Set task
Count every line below in which "Ballotpedia" occurs, then give only the count.

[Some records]
☆ ☆ ☆ ☆

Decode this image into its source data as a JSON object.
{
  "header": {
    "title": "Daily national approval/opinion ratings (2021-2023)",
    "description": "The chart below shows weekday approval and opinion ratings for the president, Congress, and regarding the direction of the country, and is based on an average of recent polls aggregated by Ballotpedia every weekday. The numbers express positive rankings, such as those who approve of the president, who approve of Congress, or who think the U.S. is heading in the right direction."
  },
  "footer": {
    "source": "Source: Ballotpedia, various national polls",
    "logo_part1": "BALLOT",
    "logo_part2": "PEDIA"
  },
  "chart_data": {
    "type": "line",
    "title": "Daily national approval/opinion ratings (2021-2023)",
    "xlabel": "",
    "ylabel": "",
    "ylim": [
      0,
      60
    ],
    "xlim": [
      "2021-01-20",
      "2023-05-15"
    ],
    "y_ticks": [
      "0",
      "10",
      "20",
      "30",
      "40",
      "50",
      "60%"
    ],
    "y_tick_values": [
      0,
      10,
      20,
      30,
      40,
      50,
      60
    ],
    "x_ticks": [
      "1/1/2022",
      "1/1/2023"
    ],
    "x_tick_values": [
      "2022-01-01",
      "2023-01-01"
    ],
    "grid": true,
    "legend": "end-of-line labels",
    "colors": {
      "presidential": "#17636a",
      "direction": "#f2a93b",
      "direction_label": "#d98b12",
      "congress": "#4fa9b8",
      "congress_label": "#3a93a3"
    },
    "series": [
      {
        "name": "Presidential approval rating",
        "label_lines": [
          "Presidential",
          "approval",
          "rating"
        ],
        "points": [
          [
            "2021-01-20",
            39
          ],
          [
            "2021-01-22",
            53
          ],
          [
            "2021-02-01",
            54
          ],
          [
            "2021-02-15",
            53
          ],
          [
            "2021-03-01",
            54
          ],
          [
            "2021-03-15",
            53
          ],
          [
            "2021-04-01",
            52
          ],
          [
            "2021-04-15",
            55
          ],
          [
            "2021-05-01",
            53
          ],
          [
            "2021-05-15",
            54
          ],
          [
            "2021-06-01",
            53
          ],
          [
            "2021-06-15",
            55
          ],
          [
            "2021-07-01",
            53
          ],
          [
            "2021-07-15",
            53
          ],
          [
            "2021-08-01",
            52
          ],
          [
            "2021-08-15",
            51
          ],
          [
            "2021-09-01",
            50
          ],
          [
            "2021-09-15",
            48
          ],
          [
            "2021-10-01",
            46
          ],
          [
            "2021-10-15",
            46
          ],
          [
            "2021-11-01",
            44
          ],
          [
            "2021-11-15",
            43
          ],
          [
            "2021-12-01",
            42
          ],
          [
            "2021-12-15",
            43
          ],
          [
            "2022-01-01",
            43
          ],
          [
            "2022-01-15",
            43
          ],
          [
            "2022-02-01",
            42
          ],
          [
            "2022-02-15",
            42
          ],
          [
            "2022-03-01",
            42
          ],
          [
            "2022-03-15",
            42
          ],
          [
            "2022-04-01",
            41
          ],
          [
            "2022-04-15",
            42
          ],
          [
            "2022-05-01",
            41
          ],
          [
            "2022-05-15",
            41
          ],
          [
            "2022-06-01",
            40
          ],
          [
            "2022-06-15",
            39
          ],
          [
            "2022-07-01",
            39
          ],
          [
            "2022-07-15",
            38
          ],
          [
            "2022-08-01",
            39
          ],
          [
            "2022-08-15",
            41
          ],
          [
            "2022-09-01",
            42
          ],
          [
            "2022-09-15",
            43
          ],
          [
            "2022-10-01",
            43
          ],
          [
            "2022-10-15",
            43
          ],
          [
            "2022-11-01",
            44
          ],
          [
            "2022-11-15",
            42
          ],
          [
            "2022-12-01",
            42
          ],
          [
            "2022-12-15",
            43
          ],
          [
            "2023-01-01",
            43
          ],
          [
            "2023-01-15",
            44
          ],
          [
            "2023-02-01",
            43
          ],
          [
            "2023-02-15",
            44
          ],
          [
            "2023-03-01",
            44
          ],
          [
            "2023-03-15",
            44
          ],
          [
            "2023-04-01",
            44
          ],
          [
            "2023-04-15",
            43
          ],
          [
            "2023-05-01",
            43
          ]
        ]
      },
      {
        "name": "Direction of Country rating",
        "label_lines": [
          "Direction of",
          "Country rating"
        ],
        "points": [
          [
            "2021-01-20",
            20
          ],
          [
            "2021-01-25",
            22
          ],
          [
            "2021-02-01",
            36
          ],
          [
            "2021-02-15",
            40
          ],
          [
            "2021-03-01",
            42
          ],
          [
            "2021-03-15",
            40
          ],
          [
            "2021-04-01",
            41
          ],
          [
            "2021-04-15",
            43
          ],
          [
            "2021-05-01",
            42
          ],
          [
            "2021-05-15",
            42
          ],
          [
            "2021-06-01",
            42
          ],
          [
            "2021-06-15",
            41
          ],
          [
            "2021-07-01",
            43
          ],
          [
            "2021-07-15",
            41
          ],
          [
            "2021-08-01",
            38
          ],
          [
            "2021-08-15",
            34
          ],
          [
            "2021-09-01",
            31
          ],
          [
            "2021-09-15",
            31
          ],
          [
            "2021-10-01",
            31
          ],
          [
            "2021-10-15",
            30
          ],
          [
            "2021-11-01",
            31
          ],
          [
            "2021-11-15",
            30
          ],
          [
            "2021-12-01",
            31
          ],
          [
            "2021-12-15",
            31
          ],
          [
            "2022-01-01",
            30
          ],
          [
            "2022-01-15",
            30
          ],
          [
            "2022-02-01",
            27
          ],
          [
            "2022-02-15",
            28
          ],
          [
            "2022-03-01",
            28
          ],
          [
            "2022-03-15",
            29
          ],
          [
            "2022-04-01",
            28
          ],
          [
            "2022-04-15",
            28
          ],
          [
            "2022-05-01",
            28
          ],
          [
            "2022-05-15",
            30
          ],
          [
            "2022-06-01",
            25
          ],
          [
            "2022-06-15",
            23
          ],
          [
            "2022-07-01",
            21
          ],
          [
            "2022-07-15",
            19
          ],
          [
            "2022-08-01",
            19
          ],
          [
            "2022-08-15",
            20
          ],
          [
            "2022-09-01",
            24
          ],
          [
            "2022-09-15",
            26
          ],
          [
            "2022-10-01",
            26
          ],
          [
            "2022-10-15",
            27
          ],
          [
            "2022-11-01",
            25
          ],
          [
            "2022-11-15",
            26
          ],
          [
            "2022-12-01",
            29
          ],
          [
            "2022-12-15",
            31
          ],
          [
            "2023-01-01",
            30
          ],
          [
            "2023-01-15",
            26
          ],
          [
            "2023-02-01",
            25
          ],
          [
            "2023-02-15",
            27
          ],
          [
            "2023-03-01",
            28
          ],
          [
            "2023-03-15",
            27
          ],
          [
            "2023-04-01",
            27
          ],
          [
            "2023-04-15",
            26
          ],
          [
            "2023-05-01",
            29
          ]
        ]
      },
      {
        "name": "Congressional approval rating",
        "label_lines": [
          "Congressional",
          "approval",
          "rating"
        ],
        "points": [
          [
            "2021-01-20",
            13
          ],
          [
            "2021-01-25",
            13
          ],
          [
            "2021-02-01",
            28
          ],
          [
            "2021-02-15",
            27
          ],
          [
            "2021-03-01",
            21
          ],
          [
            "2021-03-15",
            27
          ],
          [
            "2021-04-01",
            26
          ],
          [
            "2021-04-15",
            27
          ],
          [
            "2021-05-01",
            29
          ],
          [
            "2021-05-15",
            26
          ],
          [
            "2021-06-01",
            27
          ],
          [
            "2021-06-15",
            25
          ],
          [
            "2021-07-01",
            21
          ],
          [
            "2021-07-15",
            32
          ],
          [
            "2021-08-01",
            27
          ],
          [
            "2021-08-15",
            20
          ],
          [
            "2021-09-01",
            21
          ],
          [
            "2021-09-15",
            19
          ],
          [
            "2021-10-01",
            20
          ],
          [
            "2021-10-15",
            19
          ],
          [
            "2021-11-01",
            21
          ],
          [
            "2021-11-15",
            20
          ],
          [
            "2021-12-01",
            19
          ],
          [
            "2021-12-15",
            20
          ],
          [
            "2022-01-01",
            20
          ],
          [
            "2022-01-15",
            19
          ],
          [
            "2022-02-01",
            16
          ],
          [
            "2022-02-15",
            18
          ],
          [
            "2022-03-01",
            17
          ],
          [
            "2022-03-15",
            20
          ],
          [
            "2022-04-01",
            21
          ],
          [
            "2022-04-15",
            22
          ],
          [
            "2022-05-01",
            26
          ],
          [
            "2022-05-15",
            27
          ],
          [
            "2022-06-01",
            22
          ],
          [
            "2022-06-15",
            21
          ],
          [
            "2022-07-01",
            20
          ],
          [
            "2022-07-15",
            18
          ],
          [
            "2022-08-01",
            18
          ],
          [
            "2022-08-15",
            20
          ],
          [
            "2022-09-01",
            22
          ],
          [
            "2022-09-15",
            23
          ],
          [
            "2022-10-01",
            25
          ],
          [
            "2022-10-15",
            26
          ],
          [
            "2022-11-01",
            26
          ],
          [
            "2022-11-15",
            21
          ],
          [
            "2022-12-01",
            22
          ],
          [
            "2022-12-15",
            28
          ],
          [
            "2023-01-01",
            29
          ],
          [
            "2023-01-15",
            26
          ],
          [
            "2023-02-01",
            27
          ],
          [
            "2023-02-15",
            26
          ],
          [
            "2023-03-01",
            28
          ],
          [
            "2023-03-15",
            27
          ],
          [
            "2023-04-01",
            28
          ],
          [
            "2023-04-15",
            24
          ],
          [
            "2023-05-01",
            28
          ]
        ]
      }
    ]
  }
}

☆ ☆ ☆ ☆

Solution for this problem
2